*PROBLEM DESCRIPTION*
Copy out the listing that follows, exact in every word, and skip the images.

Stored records
★ ★ ★ ★
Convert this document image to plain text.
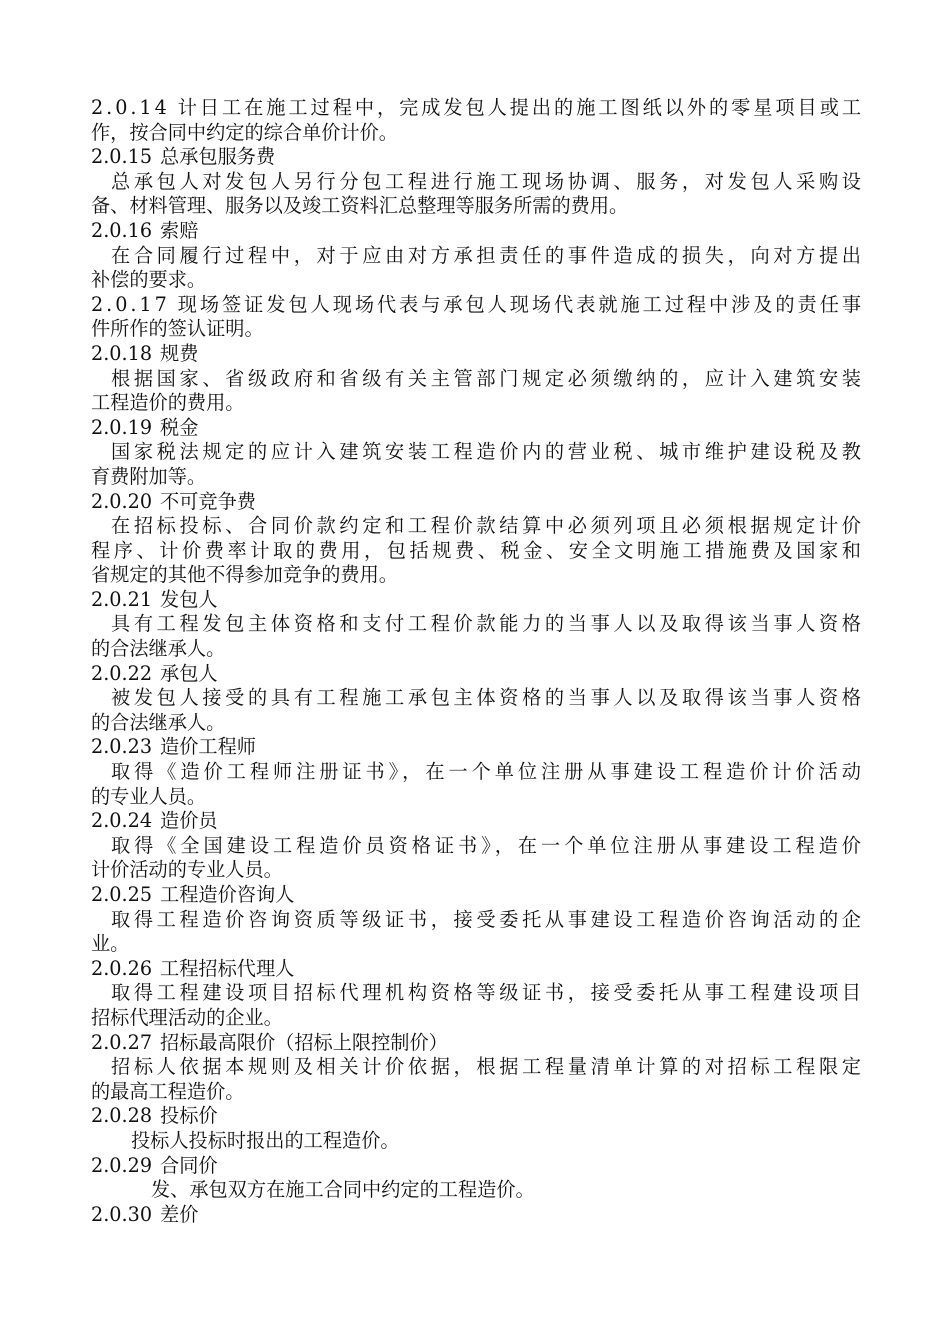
2.0.14 计日工在施工过程中，完成发包人提出的施工图纸以外的零星项目或工
作，按合同中约定的综合单价计价。
2.0.15 总承包服务费
总承包人对发包人另行分包工程进行施工现场协调、服务，对发包人采购设
备、材料管理、服务以及竣工资料汇总整理等服务所需的费用。
2.0.16 索赔
在合同履行过程中，对于应由对方承担责任的事件造成的损失，向对方提出
补偿的要求。
2.0.17 现场签证发包人现场代表与承包人现场代表就施工过程中涉及的责任事
件所作的签认证明。
2.0.18 规费
根据国家、省级政府和省级有关主管部门规定必须缴纳的，应计入建筑安装
工程造价的费用。
2.0.19 税金
国家税法规定的应计入建筑安装工程造价内的营业税、城市维护建设税及教
育费附加等。
2.0.20 不可竞争费
在招标投标、合同价款约定和工程价款结算中必须列项且必须根据规定计价
程序、计价费率计取的费用，包括规费、税金、安全文明施工措施费及国家和
省规定的其他不得参加竞争的费用。
2.0.21 发包人
具有工程发包主体资格和支付工程价款能力的当事人以及取得该当事人资格
的合法继承人。
2.0.22 承包人
被发包人接受的具有工程施工承包主体资格的当事人以及取得该当事人资格
的合法继承人。
2.0.23 造价工程师
取得《造价工程师注册证书》，在一个单位注册从事建设工程造价计价活动
的专业人员。
2.0.24 造价员
取得《全国建设工程造价员资格证书》，在一个单位注册从事建设工程造价
计价活动的专业人员。
2.0.25 工程造价咨询人
取得工程造价咨询资质等级证书，接受委托从事建设工程造价咨询活动的企
业。
2.0.26 工程招标代理人
取得工程建设项目招标代理机构资格等级证书，接受委托从事工程建设项目
招标代理活动的企业。
2.0.27 招标最高限价（招标上限控制价）
招标人依据本规则及相关计价依据，根据工程量清单计算的对招标工程限定
的最高工程造价。
2.0.28 投标价
投标人投标时报出的工程造价。
2.0.29 合同价
发、承包双方在施工合同中约定的工程造价。
2.0.30 差价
★ ★ ★ ★
*EXERCISE RESPONSE*
Convert this document image to plain text.
2.0.14 计日工在施工过程中，完成发包人提出的施工图纸以外的零星项目或工
作，按合同中约定的综合单价计价。
2.0.15 总承包服务费
总承包人对发包人另行分包工程进行施工现场协调、服务，对发包人采购设
备、材料管理、服务以及竣工资料汇总整理等服务所需的费用。
2.0.16 索赔
在合同履行过程中，对于应由对方承担责任的事件造成的损失，向对方提出
补偿的要求。
2.0.17 现场签证发包人现场代表与承包人现场代表就施工过程中涉及的责任事
件所作的签认证明。
2.0.18 规费
根据国家、省级政府和省级有关主管部门规定必须缴纳的，应计入建筑安装
工程造价的费用。
2.0.19 税金
国家税法规定的应计入建筑安装工程造价内的营业税、城市维护建设税及教
育费附加等。
2.0.20 不可竞争费
在招标投标、合同价款约定和工程价款结算中必须列项且必须根据规定计价
程序、计价费率计取的费用，包括规费、税金、安全文明施工措施费及国家和
省规定的其他不得参加竞争的费用。
2.0.21 发包人
具有工程发包主体资格和支付工程价款能力的当事人以及取得该当事人资格
的合法继承人。
2.0.22 承包人
被发包人接受的具有工程施工承包主体资格的当事人以及取得该当事人资格
的合法继承人。
2.0.23 造价工程师
取得《造价工程师注册证书》，在一个单位注册从事建设工程造价计价活动
的专业人员。
2.0.24 造价员
取得《全国建设工程造价员资格证书》，在一个单位注册从事建设工程造价
计价活动的专业人员。
2.0.25 工程造价咨询人
取得工程造价咨询资质等级证书，接受委托从事建设工程造价咨询活动的企
业。
2.0.26 工程招标代理人
取得工程建设项目招标代理机构资格等级证书，接受委托从事工程建设项目
招标代理活动的企业。
2.0.27 招标最高限价（招标上限控制价）
招标人依据本规则及相关计价依据，根据工程量清单计算的对招标工程限定
的最高工程造价。
2.0.28 投标价
投标人投标时报出的工程造价。
2.0.29 合同价
发、承包双方在施工合同中约定的工程造价。
2.0.30 差价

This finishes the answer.